What you should do:
Copy out every line of the records in which "următoarele" can be found.

***

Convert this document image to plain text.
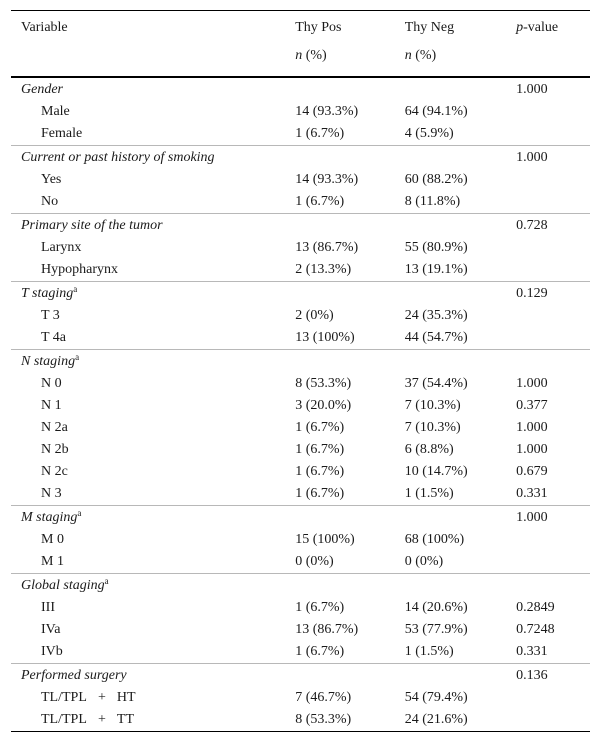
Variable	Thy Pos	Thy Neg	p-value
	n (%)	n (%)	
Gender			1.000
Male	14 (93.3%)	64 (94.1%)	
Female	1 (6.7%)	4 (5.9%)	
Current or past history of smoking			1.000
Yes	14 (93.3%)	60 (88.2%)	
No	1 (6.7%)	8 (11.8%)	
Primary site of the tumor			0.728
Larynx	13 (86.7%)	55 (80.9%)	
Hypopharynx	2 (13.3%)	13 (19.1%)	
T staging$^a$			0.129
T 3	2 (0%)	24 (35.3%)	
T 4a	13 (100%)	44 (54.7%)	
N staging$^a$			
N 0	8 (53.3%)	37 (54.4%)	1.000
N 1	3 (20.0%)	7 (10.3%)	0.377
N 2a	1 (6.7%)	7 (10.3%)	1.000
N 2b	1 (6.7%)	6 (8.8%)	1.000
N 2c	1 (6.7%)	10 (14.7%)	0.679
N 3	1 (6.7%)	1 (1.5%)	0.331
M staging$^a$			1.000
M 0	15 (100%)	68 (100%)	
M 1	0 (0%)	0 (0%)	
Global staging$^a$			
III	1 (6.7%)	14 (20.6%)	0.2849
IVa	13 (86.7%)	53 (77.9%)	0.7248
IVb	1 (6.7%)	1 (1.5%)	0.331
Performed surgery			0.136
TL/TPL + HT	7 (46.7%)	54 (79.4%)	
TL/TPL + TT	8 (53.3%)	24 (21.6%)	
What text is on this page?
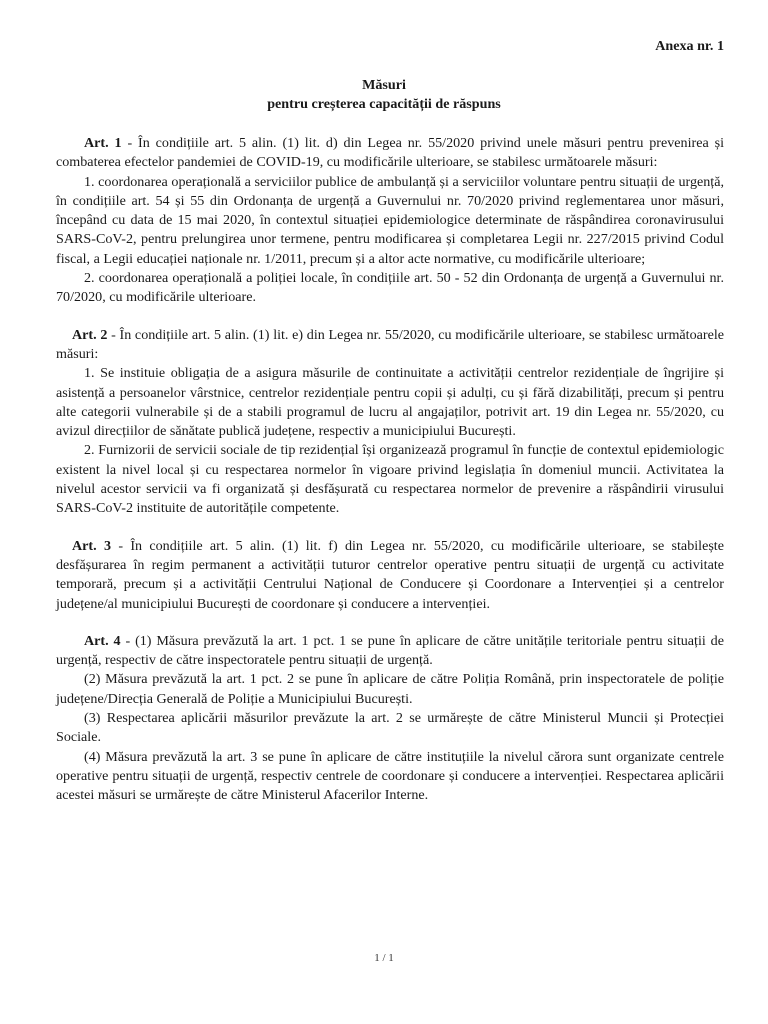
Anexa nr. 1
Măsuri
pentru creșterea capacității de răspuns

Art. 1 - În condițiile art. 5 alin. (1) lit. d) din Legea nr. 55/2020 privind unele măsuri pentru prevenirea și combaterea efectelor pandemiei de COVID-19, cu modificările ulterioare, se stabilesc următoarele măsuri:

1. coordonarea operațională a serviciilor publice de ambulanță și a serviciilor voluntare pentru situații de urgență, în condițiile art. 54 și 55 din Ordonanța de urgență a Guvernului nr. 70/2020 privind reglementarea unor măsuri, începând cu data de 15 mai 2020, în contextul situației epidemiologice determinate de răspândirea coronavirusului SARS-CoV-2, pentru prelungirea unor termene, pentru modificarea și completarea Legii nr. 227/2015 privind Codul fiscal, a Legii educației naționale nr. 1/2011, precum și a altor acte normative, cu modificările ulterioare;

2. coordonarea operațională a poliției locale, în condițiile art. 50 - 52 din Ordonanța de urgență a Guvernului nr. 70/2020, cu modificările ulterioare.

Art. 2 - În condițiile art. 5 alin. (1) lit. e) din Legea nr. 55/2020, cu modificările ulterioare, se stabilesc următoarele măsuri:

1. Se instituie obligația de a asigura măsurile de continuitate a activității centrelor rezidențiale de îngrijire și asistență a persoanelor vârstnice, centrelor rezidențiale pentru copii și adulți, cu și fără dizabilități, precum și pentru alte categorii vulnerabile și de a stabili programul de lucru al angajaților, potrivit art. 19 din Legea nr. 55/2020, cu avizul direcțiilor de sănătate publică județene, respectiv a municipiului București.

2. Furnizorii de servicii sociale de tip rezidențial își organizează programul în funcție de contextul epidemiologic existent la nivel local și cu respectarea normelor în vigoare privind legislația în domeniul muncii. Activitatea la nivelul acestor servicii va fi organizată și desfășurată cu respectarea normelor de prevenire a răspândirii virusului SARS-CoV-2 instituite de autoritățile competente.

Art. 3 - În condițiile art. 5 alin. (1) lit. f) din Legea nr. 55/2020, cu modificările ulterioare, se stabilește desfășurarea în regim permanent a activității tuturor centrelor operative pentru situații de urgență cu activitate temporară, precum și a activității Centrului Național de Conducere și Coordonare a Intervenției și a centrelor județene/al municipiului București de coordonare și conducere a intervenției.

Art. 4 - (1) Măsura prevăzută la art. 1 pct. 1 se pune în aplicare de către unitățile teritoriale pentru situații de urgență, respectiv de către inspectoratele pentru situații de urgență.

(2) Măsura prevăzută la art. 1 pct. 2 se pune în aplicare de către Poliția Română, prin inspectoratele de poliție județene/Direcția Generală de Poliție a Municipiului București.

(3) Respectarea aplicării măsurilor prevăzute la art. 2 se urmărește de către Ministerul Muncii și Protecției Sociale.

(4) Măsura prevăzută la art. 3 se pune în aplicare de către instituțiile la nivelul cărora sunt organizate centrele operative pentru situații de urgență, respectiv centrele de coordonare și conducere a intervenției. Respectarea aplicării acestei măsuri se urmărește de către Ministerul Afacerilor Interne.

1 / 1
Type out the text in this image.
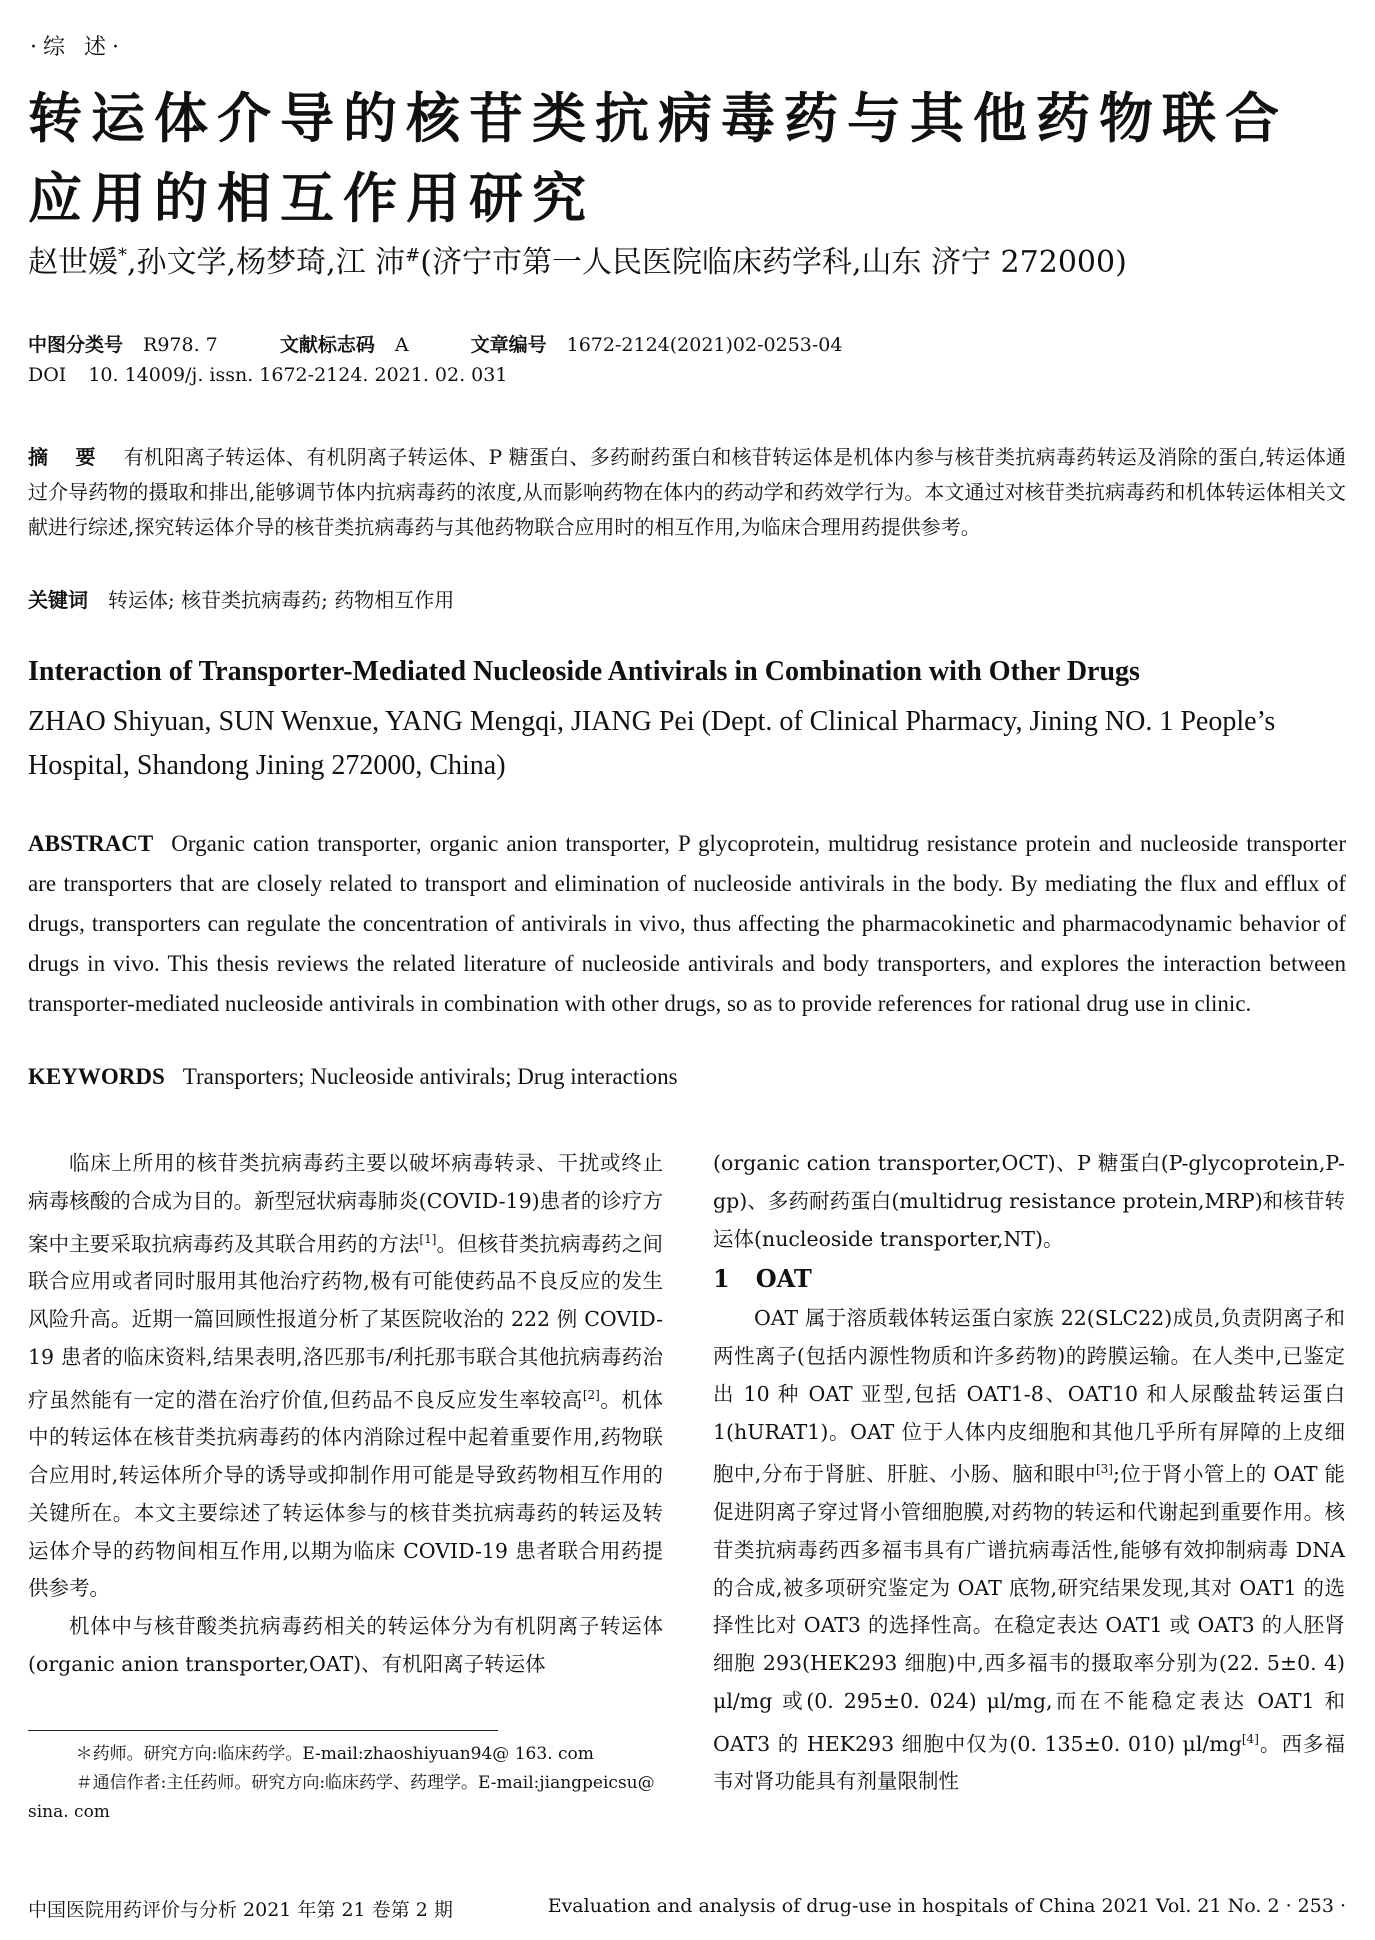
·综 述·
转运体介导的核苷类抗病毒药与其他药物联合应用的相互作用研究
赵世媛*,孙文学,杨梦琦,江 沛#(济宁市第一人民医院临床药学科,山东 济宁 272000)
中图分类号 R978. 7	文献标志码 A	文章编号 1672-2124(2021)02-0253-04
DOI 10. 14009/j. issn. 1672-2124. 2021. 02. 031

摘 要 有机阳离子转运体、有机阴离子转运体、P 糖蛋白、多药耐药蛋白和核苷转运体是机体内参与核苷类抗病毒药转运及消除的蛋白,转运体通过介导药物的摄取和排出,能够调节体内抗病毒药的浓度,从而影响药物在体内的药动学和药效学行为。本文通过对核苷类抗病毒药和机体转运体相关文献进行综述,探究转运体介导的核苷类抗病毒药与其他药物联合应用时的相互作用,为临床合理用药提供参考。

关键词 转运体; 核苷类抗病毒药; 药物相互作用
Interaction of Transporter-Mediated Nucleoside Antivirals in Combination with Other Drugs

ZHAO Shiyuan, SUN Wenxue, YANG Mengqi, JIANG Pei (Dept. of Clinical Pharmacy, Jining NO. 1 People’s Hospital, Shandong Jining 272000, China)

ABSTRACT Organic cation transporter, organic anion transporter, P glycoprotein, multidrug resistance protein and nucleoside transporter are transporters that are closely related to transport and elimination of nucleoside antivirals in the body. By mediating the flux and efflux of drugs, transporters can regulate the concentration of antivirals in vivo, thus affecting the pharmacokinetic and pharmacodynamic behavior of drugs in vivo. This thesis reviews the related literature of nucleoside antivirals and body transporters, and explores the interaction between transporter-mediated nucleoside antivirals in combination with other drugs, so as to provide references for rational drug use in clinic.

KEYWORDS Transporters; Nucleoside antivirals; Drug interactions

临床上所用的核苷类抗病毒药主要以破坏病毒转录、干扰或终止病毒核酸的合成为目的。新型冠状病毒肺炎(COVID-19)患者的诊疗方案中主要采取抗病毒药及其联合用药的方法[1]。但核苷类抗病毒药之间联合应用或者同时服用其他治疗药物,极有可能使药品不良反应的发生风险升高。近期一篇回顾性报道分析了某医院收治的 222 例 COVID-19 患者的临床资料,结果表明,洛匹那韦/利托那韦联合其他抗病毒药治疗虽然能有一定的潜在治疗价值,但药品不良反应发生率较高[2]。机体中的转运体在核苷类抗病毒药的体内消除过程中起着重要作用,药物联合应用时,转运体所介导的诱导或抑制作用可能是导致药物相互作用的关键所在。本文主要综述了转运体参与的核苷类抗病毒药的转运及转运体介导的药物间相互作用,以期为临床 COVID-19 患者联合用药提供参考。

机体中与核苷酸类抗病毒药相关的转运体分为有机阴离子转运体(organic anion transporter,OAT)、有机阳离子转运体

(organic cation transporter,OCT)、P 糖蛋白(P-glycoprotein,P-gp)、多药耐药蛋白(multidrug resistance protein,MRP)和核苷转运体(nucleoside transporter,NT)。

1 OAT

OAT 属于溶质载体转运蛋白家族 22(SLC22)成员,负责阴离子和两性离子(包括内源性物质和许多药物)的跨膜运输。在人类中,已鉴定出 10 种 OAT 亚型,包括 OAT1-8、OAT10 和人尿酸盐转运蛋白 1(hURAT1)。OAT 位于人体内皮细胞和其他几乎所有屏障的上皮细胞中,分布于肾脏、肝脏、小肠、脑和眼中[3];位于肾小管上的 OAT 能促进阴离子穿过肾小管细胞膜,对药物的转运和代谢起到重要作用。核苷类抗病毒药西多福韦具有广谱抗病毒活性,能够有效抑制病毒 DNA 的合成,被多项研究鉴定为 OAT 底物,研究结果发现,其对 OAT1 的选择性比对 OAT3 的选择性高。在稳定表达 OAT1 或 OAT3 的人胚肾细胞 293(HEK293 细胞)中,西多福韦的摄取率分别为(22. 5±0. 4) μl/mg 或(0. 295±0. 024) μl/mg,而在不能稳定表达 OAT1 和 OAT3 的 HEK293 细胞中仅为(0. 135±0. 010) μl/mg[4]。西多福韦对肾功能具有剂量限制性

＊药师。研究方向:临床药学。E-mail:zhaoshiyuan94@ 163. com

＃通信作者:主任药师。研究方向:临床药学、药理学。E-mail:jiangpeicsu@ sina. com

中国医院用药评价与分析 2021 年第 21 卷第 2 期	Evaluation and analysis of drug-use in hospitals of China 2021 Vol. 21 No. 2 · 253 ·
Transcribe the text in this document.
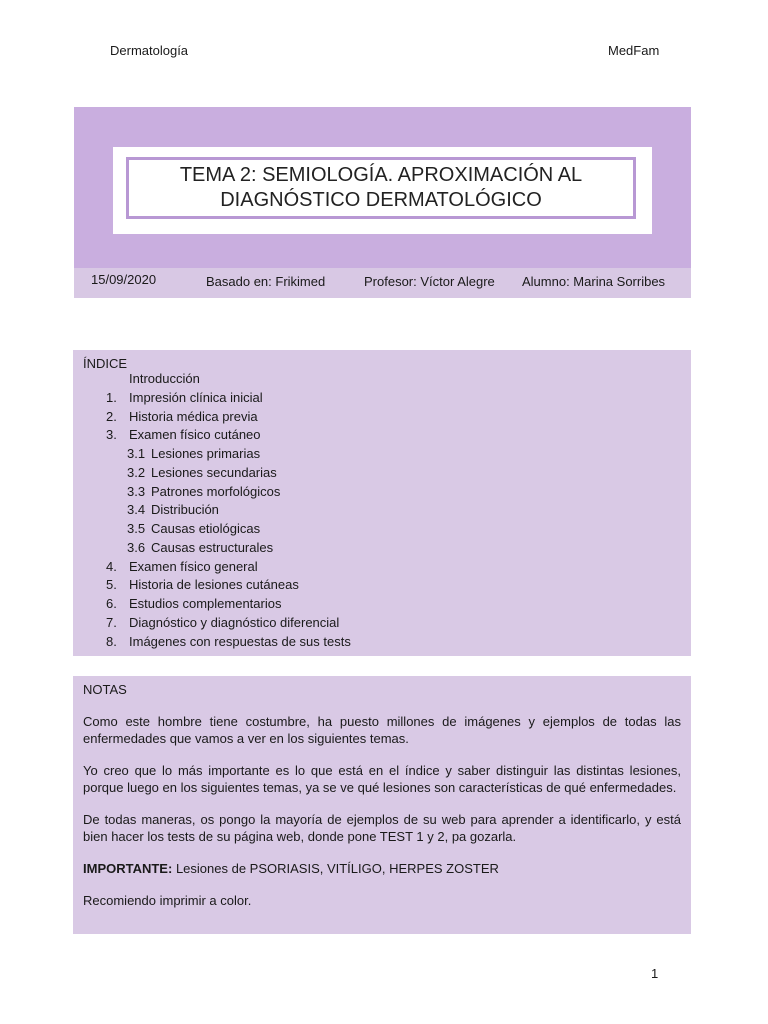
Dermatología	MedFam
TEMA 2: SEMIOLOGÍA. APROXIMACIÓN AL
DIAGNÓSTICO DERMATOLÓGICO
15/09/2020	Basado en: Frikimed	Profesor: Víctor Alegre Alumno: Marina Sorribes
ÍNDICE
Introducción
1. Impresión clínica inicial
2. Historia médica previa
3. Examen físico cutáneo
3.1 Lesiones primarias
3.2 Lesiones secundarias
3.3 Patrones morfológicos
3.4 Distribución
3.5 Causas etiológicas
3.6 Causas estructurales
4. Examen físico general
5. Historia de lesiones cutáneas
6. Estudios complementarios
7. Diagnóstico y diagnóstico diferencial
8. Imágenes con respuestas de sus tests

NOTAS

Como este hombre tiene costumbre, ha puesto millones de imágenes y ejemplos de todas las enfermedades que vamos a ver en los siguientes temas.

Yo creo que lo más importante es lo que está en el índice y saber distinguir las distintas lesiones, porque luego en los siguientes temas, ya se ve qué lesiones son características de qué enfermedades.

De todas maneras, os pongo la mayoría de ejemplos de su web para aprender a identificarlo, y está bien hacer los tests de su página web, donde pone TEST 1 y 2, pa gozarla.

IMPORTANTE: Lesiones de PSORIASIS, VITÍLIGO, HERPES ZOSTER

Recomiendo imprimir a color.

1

***

Solution for this exercise:
Art. 1 - În condițiile art. 5 alin. (1) lit. d) din Legea nr. 55/2020 privind unele măsuri pentru prevenirea și combaterea efectelor pandemiei de COVID-19, cu modificările ulterioare, se stabilesc următoarele măsuri:
Art. 2 - În condițiile art. 5 alin. (1) lit. e) din Legea nr. 55/2020, cu modificările ulterioare, se stabilesc următoarele măsuri:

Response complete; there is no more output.